> _DATA SECTION_

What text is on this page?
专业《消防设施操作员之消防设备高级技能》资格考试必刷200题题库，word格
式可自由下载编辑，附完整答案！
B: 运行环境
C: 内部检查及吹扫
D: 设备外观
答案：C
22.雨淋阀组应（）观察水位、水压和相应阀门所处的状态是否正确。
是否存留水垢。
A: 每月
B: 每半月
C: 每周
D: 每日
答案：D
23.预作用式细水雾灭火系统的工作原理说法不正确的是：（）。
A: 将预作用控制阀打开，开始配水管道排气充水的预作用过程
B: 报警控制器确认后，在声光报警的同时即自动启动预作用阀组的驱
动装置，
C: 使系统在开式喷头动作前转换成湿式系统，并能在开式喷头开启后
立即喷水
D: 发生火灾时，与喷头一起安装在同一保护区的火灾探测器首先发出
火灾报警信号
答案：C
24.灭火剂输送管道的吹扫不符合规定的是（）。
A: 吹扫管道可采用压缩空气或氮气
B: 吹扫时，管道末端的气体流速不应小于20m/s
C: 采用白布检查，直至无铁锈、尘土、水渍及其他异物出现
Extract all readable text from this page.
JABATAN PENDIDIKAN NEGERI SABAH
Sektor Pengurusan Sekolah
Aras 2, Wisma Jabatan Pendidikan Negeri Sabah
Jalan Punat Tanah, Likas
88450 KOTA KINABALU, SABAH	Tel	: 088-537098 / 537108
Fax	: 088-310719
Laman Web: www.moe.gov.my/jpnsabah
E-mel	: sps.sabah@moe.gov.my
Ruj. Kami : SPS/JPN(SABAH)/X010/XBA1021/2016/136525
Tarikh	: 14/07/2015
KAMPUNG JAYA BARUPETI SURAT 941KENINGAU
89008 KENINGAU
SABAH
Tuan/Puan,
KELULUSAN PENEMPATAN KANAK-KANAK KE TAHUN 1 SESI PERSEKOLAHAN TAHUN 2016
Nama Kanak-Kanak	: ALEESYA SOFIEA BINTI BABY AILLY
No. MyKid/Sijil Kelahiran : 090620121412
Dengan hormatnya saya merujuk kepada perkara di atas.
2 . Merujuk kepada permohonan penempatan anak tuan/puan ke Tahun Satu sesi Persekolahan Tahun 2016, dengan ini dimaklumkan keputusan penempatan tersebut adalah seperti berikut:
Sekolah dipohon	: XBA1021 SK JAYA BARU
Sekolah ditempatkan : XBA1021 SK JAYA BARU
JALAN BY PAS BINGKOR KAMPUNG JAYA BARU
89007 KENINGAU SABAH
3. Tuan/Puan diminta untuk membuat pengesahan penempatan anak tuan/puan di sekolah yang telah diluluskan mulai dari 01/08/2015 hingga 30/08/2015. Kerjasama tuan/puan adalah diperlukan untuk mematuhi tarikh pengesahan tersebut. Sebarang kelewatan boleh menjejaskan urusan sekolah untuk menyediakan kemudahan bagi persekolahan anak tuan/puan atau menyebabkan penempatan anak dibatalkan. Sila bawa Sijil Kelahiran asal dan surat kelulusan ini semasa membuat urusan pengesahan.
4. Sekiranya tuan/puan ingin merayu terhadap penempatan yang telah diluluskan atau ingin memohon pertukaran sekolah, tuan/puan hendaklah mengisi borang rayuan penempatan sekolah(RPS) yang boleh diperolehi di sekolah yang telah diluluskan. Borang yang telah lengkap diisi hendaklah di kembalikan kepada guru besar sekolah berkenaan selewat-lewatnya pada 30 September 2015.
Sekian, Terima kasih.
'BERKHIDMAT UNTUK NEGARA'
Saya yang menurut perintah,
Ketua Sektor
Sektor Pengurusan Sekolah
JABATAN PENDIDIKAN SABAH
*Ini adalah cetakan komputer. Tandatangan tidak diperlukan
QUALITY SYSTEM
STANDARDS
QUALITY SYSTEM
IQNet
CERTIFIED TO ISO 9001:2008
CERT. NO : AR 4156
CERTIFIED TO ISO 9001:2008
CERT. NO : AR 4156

> _EXERCISE AIM_
Write the complete data out, exactly as above.

> _SOLUTION TO THIS PROBLEM_
What text is on this page?
专业《消防设施操作员之消防设备高级技能》资格考试必刷200题题库，word格
式可自由下载编辑，附完整答案！
B: 运行环境
C: 内部检查及吹扫
D: 设备外观
答案：C
22.雨淋阀组应（）观察水位、水压和相应阀门所处的状态是否正确。
是否存留水垢。
A: 每月
B: 每半月
C: 每周
D: 每日
答案：D
23.预作用式细水雾灭火系统的工作原理说法不正确的是：（）。
A: 将预作用控制阀打开，开始配水管道排气充水的预作用过程
B: 报警控制器确认后，在声光报警的同时即自动启动预作用阀组的驱
动装置，
C: 使系统在开式喷头动作前转换成湿式系统，并能在开式喷头开启后
立即喷水
D: 发生火灾时，与喷头一起安装在同一保护区的火灾探测器首先发出
火灾报警信号
答案：C
24.灭火剂输送管道的吹扫不符合规定的是（）。
A: 吹扫管道可采用压缩空气或氮气
B: 吹扫时，管道末端的气体流速不应小于20m/s
C: 采用白布检查，直至无铁锈、尘土、水渍及其他异物出现
Extract all readable text from this page.
JABATAN PENDIDIKAN NEGERI SABAH
Sektor Pengurusan Sekolah
Aras 2, Wisma Jabatan Pendidikan Negeri Sabah
Jalan Punat Tanah, Likas
88450 KOTA KINABALU, SABAH	Tel	: 088-537098 / 537108
Fax	: 088-310719
Laman Web: www.moe.gov.my/jpnsabah
E-mel	: sps.sabah@moe.gov.my
Ruj. Kami : SPS/JPN(SABAH)/X010/XBA1021/2016/136525
Tarikh	: 14/07/2015
KAMPUNG JAYA BARUPETI SURAT 941KENINGAU
89008 KENINGAU
SABAH
Tuan/Puan,
KELULUSAN PENEMPATAN KANAK-KANAK KE TAHUN 1 SESI PERSEKOLAHAN TAHUN 2016
Nama Kanak-Kanak	: ALEESYA SOFIEA BINTI BABY AILLY
No. MyKid/Sijil Kelahiran : 090620121412
Dengan hormatnya saya merujuk kepada perkara di atas.
2 . Merujuk kepada permohonan penempatan anak tuan/puan ke Tahun Satu sesi Persekolahan Tahun 2016, dengan ini dimaklumkan keputusan penempatan tersebut adalah seperti berikut:
Sekolah dipohon	: XBA1021 SK JAYA BARU
Sekolah ditempatkan : XBA1021 SK JAYA BARU
JALAN BY PAS BINGKOR KAMPUNG JAYA BARU
89007 KENINGAU SABAH
3. Tuan/Puan diminta untuk membuat pengesahan penempatan anak tuan/puan di sekolah yang telah diluluskan mulai dari 01/08/2015 hingga 30/08/2015. Kerjasama tuan/puan adalah diperlukan untuk mematuhi tarikh pengesahan tersebut. Sebarang kelewatan boleh menjejaskan urusan sekolah untuk menyediakan kemudahan bagi persekolahan anak tuan/puan atau menyebabkan penempatan anak dibatalkan. Sila bawa Sijil Kelahiran asal dan surat kelulusan ini semasa membuat urusan pengesahan.
4. Sekiranya tuan/puan ingin merayu terhadap penempatan yang telah diluluskan atau ingin memohon pertukaran sekolah, tuan/puan hendaklah mengisi borang rayuan penempatan sekolah(RPS) yang boleh diperolehi di sekolah yang telah diluluskan. Borang yang telah lengkap diisi hendaklah di kembalikan kepada guru besar sekolah berkenaan selewat-lewatnya pada 30 September 2015.
Sekian, Terima kasih.
'BERKHIDMAT UNTUK NEGARA'
Saya yang menurut perintah,
Ketua Sektor
Sektor Pengurusan Sekolah
JABATAN PENDIDIKAN SABAH
*Ini adalah cetakan komputer. Tandatangan tidak diperlukan
QUALITY SYSTEM
STANDARDS
QUALITY SYSTEM
IQNet
CERTIFIED TO ISO 9001:2008
CERT. NO : AR 4156
CERTIFIED TO ISO 9001:2008
CERT. NO : AR 4156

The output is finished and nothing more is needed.